To do
Read the records below. Copy each line where the string "this" occurs.

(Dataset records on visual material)
════════

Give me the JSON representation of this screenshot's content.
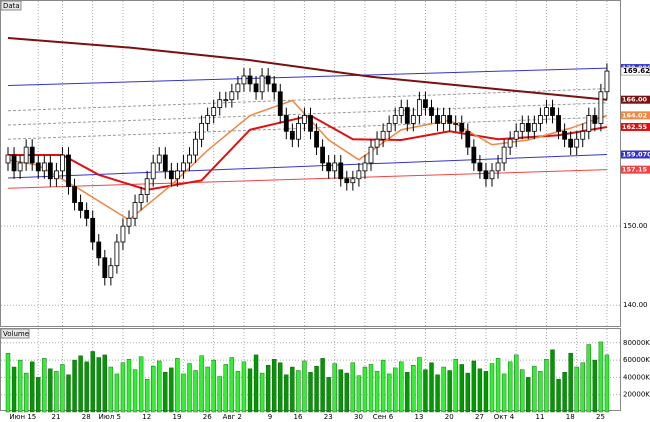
{
  "chart_data": [
    {
      "type": "candlestick",
      "title": "Data",
      "categories": [
        null,
        null,
        null,
        null,
        null,
        "Июн 15",
        null,
        null,
        null,
        "21",
        null,
        null,
        null,
        null,
        "28",
        null,
        null,
        null,
        null,
        "Июл 5",
        null,
        null,
        null,
        null,
        "12",
        null,
        null,
        null,
        null,
        "19",
        null,
        null,
        null,
        null,
        "26",
        null,
        null,
        null,
        null,
        "Авг 2",
        null,
        null,
        null,
        null,
        "9",
        null,
        null,
        null,
        null,
        "16",
        null,
        null,
        null,
        null,
        "23",
        null,
        null,
        null,
        null,
        "30",
        null,
        null,
        null,
        null,
        "Сен 6",
        null,
        null,
        null,
        null,
        "13",
        null,
        null,
        null,
        null,
        "20",
        null,
        null,
        null,
        null,
        "27",
        null,
        null,
        null,
        null,
        "Окт 4",
        null,
        null,
        null,
        null,
        "11",
        null,
        null,
        null,
        null,
        "18",
        null,
        null,
        null,
        null,
        "25"
      ],
      "open": [
        158,
        159,
        157,
        158,
        160,
        158,
        157,
        158,
        156,
        157,
        159,
        155,
        153,
        152,
        151,
        148,
        146,
        143.5,
        145,
        148,
        150,
        151,
        153,
        154,
        156,
        158,
        159,
        157,
        156,
        157,
        158,
        159,
        161,
        163,
        164,
        165,
        166,
        166,
        167,
        168,
        169,
        168,
        167,
        169,
        168,
        167,
        164,
        162,
        161,
        163,
        164,
        162,
        160,
        158,
        157,
        158,
        156,
        155.5,
        156,
        157,
        158,
        160,
        161,
        162,
        163,
        164,
        165,
        163,
        164,
        166,
        165,
        164,
        163,
        164,
        163,
        163,
        162,
        160,
        158,
        157,
        156,
        157,
        158,
        160,
        161,
        162,
        163,
        162,
        163,
        164,
        165,
        164,
        162,
        161,
        160,
        161,
        162,
        164,
        163,
        167
      ],
      "high": [
        160,
        160,
        159,
        161,
        161,
        159,
        159,
        159,
        158,
        160,
        160,
        156,
        154,
        153,
        152,
        149,
        147,
        146,
        149,
        151,
        152,
        154,
        155,
        157,
        159,
        160,
        160,
        158,
        158,
        159,
        160,
        162,
        164,
        165,
        166,
        167,
        167,
        168,
        169,
        170,
        170,
        169,
        170,
        170,
        169,
        168,
        165,
        163,
        164,
        165,
        165,
        163,
        161,
        159,
        159,
        159,
        157,
        157,
        158,
        159,
        161,
        162,
        163,
        164,
        165,
        166,
        166,
        165,
        167,
        167,
        166,
        165,
        165,
        165,
        164,
        164,
        163,
        161,
        159,
        158,
        158,
        159,
        161,
        162,
        163,
        164,
        164,
        164,
        165,
        166,
        166,
        165,
        163,
        162,
        162,
        163,
        165,
        165,
        168,
        170.6
      ],
      "low": [
        157,
        156,
        156,
        157,
        157,
        156,
        156,
        155,
        155,
        156,
        154,
        152,
        151,
        150,
        147,
        145,
        142.5,
        142.5,
        144,
        147,
        149,
        150,
        152,
        153,
        155,
        157,
        156,
        155,
        155,
        156,
        157,
        158,
        160,
        162,
        163,
        164,
        165,
        165,
        166,
        167,
        167,
        166,
        166,
        167,
        166,
        163,
        161,
        160,
        160,
        162,
        161,
        159,
        157,
        156,
        156,
        155,
        154.5,
        154.5,
        155,
        156,
        157,
        159,
        160,
        161,
        162,
        163,
        162,
        162,
        163,
        164,
        163,
        162,
        162,
        162,
        162,
        161,
        159,
        157,
        156,
        155,
        155,
        156,
        157,
        159,
        160,
        161,
        161,
        161,
        162,
        163,
        163,
        161,
        160,
        159,
        159,
        160,
        161,
        162,
        162,
        166
      ],
      "close": [
        159,
        157,
        158,
        160,
        158,
        157,
        158,
        156,
        157,
        159,
        155,
        153,
        152,
        151,
        148,
        146,
        143.5,
        145,
        148,
        150,
        151,
        153,
        154,
        156,
        158,
        159,
        157,
        156,
        157,
        158,
        159,
        161,
        163,
        164,
        165,
        166,
        166,
        167,
        168,
        169,
        168,
        167,
        169,
        168,
        167,
        164,
        162,
        161,
        163,
        164,
        162,
        160,
        158,
        157,
        158,
        156,
        155.5,
        156,
        157,
        158,
        160,
        161,
        162,
        163,
        164,
        165,
        163,
        164,
        166,
        165,
        164,
        163,
        164,
        163,
        163,
        162,
        160,
        158,
        157,
        156,
        157,
        158,
        160,
        161,
        162,
        163,
        162,
        163,
        164,
        165,
        164,
        162,
        161,
        160,
        161,
        162,
        164,
        163,
        167,
        169.62
      ],
      "close_label": "169.62",
      "up_color": "#ffffff",
      "down_color": "#000000",
      "ylim": [
        137.5,
        177.6
      ],
      "yticks": [
        {
          "value": 140,
          "label": "140.00"
        },
        {
          "value": 150,
          "label": "150.00"
        }
      ],
      "grid": true,
      "overlays": [
        {
          "color": "#3333cc",
          "x": [
            0,
            99
          ],
          "values": [
            167.8,
            170.0
          ],
          "value_label": "170.0000"
        },
        {
          "color": "#999999",
          "dash": true,
          "x": [
            0,
            99
          ],
          "values": [
            164.6,
            167.4
          ]
        },
        {
          "color": "#999999",
          "dash": true,
          "x": [
            0,
            99
          ],
          "values": [
            162.8,
            165.6
          ]
        },
        {
          "color": "#999999",
          "dash": true,
          "x": [
            0,
            99
          ],
          "values": [
            161.0,
            163.8
          ]
        },
        {
          "color": "#3333cc",
          "x": [
            0,
            99
          ],
          "values": [
            156.1,
            159.07
          ],
          "value_label": "159.0700"
        },
        {
          "color": "#ee4444",
          "x": [
            0,
            99
          ],
          "values": [
            154.8,
            157.15
          ],
          "value_label": "157.15"
        },
        {
          "color": "#7a1010",
          "width": 2,
          "x": [
            0,
            20,
            40,
            60,
            80,
            99
          ],
          "values": [
            173.8,
            172.6,
            171.0,
            168.9,
            167.4,
            166.0
          ],
          "value_label": "166.00"
        },
        {
          "color": "#dd1111",
          "width": 2,
          "x": [
            0,
            9,
            15,
            23,
            32,
            40,
            50,
            57,
            65,
            73,
            81,
            91,
            99
          ],
          "values": [
            159,
            159,
            156.5,
            154.6,
            155.8,
            162.2,
            164,
            161,
            160.9,
            162,
            161,
            161.5,
            162.55
          ],
          "value_label": "162.55"
        },
        {
          "color": "#ee8844",
          "width": 1.5,
          "x": [
            0,
            5,
            12,
            20,
            27,
            33,
            40,
            47,
            53,
            58,
            65,
            73,
            80,
            86,
            93,
            99
          ],
          "values": [
            158.4,
            157.7,
            154.6,
            150.8,
            155.2,
            159.6,
            164,
            165.9,
            160.9,
            158.4,
            162.2,
            163.4,
            160.3,
            160.9,
            162.4,
            164.02
          ],
          "value_label": "164.02"
        }
      ]
    },
    {
      "type": "bar",
      "title": "Volume",
      "values": [
        68000,
        52000,
        60000,
        45000,
        58000,
        40000,
        62000,
        50000,
        47000,
        55000,
        43000,
        60000,
        65000,
        58000,
        70000,
        63000,
        66000,
        52000,
        44000,
        57000,
        61000,
        49000,
        64000,
        38000,
        53000,
        59000,
        46000,
        51000,
        62000,
        44000,
        56000,
        48000,
        65000,
        52000,
        60000,
        41000,
        55000,
        63000,
        47000,
        58000,
        50000,
        66000,
        45000,
        54000,
        61000,
        57000,
        43000,
        52000,
        48000,
        59000,
        46000,
        53000,
        62000,
        40000,
        56000,
        49000,
        45000,
        57000,
        42000,
        52000,
        55000,
        47000,
        60000,
        44000,
        51000,
        58000,
        46000,
        54000,
        63000,
        49000,
        57000,
        43000,
        52000,
        48000,
        61000,
        55000,
        45000,
        59000,
        50000,
        47000,
        56000,
        62000,
        44000,
        58000,
        66000,
        49000,
        40000,
        53000,
        47000,
        61000,
        72000,
        38000,
        46000,
        68000,
        52000,
        57000,
        78000,
        60000,
        81000,
        66000
      ],
      "up_color": "#33ee33",
      "down_color": "#009900",
      "ylim": [
        0,
        89000
      ],
      "yticks": [
        {
          "value": 20000,
          "label": "20000K"
        },
        {
          "value": 40000,
          "label": "40000K"
        },
        {
          "value": 60000,
          "label": "60000K"
        },
        {
          "value": 80000,
          "label": "80000K"
        }
      ]
    }
  ]
}
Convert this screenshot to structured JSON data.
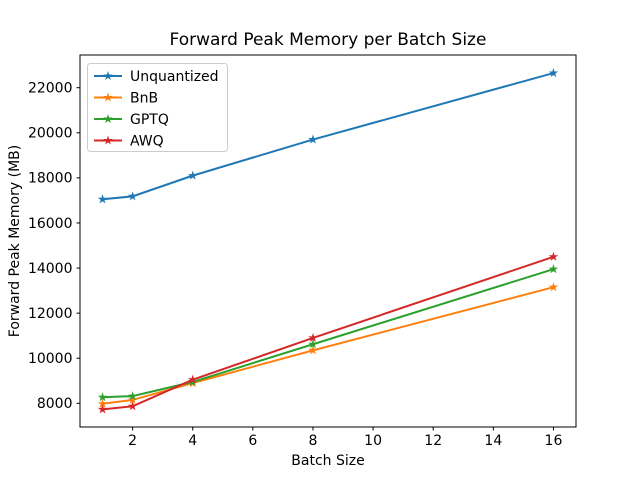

════════

Correct answer
Give me the JSON representation of this screenshot's content.
Convert this screenshot to structured JSON data.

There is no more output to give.